- **Work to complete**
Update everything from the start of the data down to the line containing "agregado graúdo natural: [97, 16, 102, 19]", changing "reciclado" to "recycled" and leaving all else unchanged.

- **Dataset entries**
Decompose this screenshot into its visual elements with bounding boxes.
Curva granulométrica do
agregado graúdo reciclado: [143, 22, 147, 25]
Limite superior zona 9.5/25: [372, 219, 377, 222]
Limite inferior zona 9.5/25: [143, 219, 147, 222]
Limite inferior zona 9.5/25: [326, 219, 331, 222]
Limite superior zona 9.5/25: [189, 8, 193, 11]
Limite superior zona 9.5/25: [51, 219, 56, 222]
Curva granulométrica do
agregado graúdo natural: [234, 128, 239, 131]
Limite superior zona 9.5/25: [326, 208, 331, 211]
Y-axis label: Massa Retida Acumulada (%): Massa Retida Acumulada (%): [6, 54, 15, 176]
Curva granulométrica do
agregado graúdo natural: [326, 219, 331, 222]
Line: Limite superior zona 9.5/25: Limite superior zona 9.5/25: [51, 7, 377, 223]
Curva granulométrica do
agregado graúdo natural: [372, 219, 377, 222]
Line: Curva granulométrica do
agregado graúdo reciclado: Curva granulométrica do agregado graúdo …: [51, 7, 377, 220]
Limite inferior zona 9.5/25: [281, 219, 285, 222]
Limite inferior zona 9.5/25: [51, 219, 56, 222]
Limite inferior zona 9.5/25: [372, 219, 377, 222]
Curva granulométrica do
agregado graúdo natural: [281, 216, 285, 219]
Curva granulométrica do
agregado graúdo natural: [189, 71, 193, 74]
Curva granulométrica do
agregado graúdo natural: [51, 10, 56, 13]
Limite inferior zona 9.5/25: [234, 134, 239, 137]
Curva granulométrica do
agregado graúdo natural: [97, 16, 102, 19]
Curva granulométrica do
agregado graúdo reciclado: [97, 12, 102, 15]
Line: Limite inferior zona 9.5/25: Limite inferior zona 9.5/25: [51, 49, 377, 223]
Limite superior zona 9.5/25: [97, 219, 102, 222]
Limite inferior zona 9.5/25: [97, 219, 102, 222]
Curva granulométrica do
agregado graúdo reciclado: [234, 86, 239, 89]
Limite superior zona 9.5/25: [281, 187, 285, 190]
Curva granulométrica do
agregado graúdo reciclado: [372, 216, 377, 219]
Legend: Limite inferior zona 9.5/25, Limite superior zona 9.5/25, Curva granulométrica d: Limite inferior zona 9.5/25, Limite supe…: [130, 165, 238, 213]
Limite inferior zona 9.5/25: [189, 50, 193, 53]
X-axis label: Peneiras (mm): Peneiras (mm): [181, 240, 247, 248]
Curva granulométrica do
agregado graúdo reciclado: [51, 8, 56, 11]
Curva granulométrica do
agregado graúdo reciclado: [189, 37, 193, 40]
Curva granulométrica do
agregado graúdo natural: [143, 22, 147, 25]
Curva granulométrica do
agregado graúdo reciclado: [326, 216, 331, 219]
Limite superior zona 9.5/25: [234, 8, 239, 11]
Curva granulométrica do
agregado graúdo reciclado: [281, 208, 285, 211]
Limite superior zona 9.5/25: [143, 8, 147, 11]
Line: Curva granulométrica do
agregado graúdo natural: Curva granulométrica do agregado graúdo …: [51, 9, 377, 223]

- **Problem solution**
Decompose this screenshot into its visual elements with bounding boxes.
Curva granulométrica do
agregado graúdo recycled: [143, 22, 147, 25]
Limite superior zona 9.5/25: [372, 219, 377, 222]
Limite inferior zona 9.5/25: [143, 219, 147, 222]
Limite inferior zona 9.5/25: [326, 219, 331, 222]
Limite superior zona 9.5/25: [189, 8, 193, 11]
Limite superior zona 9.5/25: [51, 219, 56, 222]
Curva granulométrica do
agregado graúdo natural: [234, 128, 239, 131]
Limite superior zona 9.5/25: [326, 208, 331, 211]
Y-axis label: Massa Retida Acumulada (%): Massa Retida Acumulada (%): [6, 54, 15, 176]
Curva granulométrica do
agregado graúdo natural: [326, 219, 331, 222]
Line: Limite superior zona 9.5/25: Limite superior zona 9.5/25: [51, 7, 377, 223]
Curva granulométrica do
agregado graúdo natural: [372, 219, 377, 222]
Line: Curva granulométrica do
agregado graúdo recycled: Curva granulométrica do agregado graúdo …: [51, 7, 377, 220]
Limite inferior zona 9.5/25: [281, 219, 285, 222]
Limite inferior zona 9.5/25: [51, 219, 56, 222]
Limite inferior zona 9.5/25: [372, 219, 377, 222]
Curva granulométrica do
agregado graúdo natural: [281, 216, 285, 219]
Curva granulométrica do
agregado graúdo natural: [189, 71, 193, 74]
Curva granulométrica do
agregado graúdo natural: [51, 10, 56, 13]
Limite inferior zona 9.5/25: [234, 134, 239, 137]
Curva granulométrica do
agregado graúdo natural: [97, 16, 102, 19]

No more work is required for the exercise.